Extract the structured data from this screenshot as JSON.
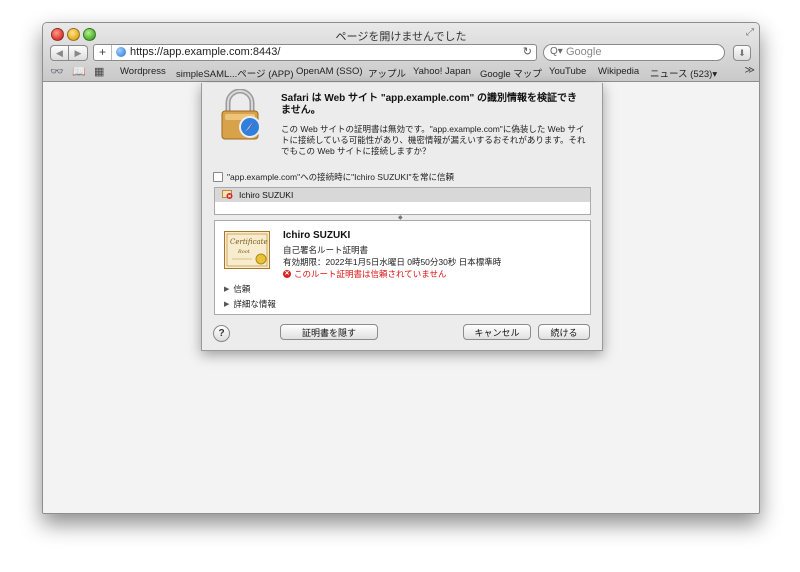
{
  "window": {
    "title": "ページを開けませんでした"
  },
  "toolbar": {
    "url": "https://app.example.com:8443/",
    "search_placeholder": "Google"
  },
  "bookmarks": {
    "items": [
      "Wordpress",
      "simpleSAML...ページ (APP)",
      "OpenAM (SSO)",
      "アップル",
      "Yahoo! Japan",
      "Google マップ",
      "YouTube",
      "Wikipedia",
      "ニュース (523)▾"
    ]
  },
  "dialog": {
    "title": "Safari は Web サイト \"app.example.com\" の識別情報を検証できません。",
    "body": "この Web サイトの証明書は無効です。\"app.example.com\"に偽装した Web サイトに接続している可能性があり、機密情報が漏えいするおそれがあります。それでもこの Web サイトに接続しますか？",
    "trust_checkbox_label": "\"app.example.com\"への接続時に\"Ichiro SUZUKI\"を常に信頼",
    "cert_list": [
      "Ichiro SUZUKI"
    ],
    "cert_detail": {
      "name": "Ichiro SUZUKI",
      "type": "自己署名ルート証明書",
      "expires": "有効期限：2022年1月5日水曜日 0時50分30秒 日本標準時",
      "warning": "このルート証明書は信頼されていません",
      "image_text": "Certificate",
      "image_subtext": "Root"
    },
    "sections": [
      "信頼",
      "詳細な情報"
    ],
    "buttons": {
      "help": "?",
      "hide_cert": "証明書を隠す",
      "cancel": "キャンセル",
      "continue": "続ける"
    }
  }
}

---------------

= Aim of the exercise =
Omit every picture, and otherwise quote the entries exactly.

= Result of the task =
Extract the structured data from this screenshot as JSON.
{
  "window": {
    "title": "ページを開けませんでした"
  },
  "toolbar": {
    "url": "https://app.example.com:8443/",
    "search_placeholder": "Google"
  },
  "bookmarks": {
    "items": [
      "Wordpress",
      "simpleSAML...ページ (APP)",
      "OpenAM (SSO)",
      "アップル",
      "Yahoo! Japan",
      "Google マップ",
      "YouTube",
      "Wikipedia",
      "ニュース (523)▾"
    ]
  },
  "dialog": {
    "title": "Safari は Web サイト \"app.example.com\" の識別情報を検証できません。",
    "body": "この Web サイトの証明書は無効です。\"app.example.com\"に偽装した Web サイトに接続している可能性があり、機密情報が漏えいするおそれがあります。それでもこの Web サイトに接続しますか？",
    "trust_checkbox_label": "\"app.example.com\"への接続時に\"Ichiro SUZUKI\"を常に信頼",
    "cert_list": [
      "Ichiro SUZUKI"
    ],
    "cert_detail": {
      "name": "Ichiro SUZUKI",
      "type": "自己署名ルート証明書",
      "expires": "有効期限：2022年1月5日水曜日 0時50分30秒 日本標準時",
      "warning": "このルート証明書は信頼されていません",
      "image_text": "Certificate",
      "image_subtext": "Root"
    },
    "sections": [
      "信頼",
      "詳細な情報"
    ],
    "buttons": {
      "help": "?",
      "hide_cert": "証明書を隠す",
      "cancel": "キャンセル",
      "continue": "続ける"
    }
  }
}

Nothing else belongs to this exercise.